> **EXERCISE DIRECTIONS**: Go through the listing and return every line with "label" in it.

> **MATERIAL SHOWN**:
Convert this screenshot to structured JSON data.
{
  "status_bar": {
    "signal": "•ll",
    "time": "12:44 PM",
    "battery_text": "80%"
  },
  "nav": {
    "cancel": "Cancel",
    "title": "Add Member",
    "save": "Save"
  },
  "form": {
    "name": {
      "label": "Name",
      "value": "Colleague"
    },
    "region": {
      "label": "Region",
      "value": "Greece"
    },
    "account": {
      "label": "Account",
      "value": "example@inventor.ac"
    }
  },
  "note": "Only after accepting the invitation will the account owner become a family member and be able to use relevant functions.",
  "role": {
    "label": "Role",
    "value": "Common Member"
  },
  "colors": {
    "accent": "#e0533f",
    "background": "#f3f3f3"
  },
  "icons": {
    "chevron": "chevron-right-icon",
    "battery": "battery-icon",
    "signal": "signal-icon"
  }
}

> **TASK RESULT**:
      "label": "Name",
      "label": "Region",
      "label": "Account",
    "label": "Role",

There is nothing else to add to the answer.